Items:
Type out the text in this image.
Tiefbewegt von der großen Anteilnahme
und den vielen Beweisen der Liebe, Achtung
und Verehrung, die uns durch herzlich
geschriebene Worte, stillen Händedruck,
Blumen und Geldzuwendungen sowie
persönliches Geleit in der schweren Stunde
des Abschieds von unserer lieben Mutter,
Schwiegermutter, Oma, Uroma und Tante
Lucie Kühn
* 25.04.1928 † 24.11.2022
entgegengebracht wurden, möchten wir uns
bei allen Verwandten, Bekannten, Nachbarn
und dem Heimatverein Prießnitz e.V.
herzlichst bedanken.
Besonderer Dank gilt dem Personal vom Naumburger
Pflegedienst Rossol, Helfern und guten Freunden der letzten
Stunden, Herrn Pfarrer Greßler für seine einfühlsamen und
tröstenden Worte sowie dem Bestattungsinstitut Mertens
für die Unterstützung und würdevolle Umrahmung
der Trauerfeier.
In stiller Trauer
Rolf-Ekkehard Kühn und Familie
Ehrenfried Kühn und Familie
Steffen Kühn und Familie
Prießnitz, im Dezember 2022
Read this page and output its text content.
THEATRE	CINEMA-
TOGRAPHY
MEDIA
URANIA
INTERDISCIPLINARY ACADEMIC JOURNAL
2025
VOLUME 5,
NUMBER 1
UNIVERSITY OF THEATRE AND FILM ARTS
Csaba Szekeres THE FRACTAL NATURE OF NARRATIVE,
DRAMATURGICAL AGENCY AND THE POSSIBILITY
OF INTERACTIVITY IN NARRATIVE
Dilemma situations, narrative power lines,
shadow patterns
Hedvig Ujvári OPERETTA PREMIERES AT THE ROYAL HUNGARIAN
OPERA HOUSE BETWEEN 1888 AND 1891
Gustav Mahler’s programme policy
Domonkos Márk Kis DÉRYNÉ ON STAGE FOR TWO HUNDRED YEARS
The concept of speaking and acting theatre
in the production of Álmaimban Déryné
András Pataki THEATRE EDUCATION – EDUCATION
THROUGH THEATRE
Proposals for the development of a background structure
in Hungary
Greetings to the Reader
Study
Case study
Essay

Written instruction:
Nothing should be changed: write out all of the data as is.

Problem solution:
Type out the text in this image.
Tiefbewegt von der großen Anteilnahme
und den vielen Beweisen der Liebe, Achtung
und Verehrung, die uns durch herzlich
geschriebene Worte, stillen Händedruck,
Blumen und Geldzuwendungen sowie
persönliches Geleit in der schweren Stunde
des Abschieds von unserer lieben Mutter,
Schwiegermutter, Oma, Uroma und Tante
Lucie Kühn
* 25.04.1928 † 24.11.2022
entgegengebracht wurden, möchten wir uns
bei allen Verwandten, Bekannten, Nachbarn
und dem Heimatverein Prießnitz e.V.
herzlichst bedanken.
Besonderer Dank gilt dem Personal vom Naumburger
Pflegedienst Rossol, Helfern und guten Freunden der letzten
Stunden, Herrn Pfarrer Greßler für seine einfühlsamen und
tröstenden Worte sowie dem Bestattungsinstitut Mertens
für die Unterstützung und würdevolle Umrahmung
der Trauerfeier.
In stiller Trauer
Rolf-Ekkehard Kühn und Familie
Ehrenfried Kühn und Familie
Steffen Kühn und Familie
Prießnitz, im Dezember 2022
Read this page and output its text content.
THEATRE	CINEMA-
TOGRAPHY
MEDIA
URANIA
INTERDISCIPLINARY ACADEMIC JOURNAL
2025
VOLUME 5,
NUMBER 1
UNIVERSITY OF THEATRE AND FILM ARTS
Csaba Szekeres THE FRACTAL NATURE OF NARRATIVE,
DRAMATURGICAL AGENCY AND THE POSSIBILITY
OF INTERACTIVITY IN NARRATIVE
Dilemma situations, narrative power lines,
shadow patterns
Hedvig Ujvári OPERETTA PREMIERES AT THE ROYAL HUNGARIAN
OPERA HOUSE BETWEEN 1888 AND 1891
Gustav Mahler’s programme policy
Domonkos Márk Kis DÉRYNÉ ON STAGE FOR TWO HUNDRED YEARS
The concept of speaking and acting theatre
in the production of Álmaimban Déryné
András Pataki THEATRE EDUCATION – EDUCATION
THROUGH THEATRE
Proposals for the development of a background structure
in Hungary
Greetings to the Reader
Study
Case study
Essay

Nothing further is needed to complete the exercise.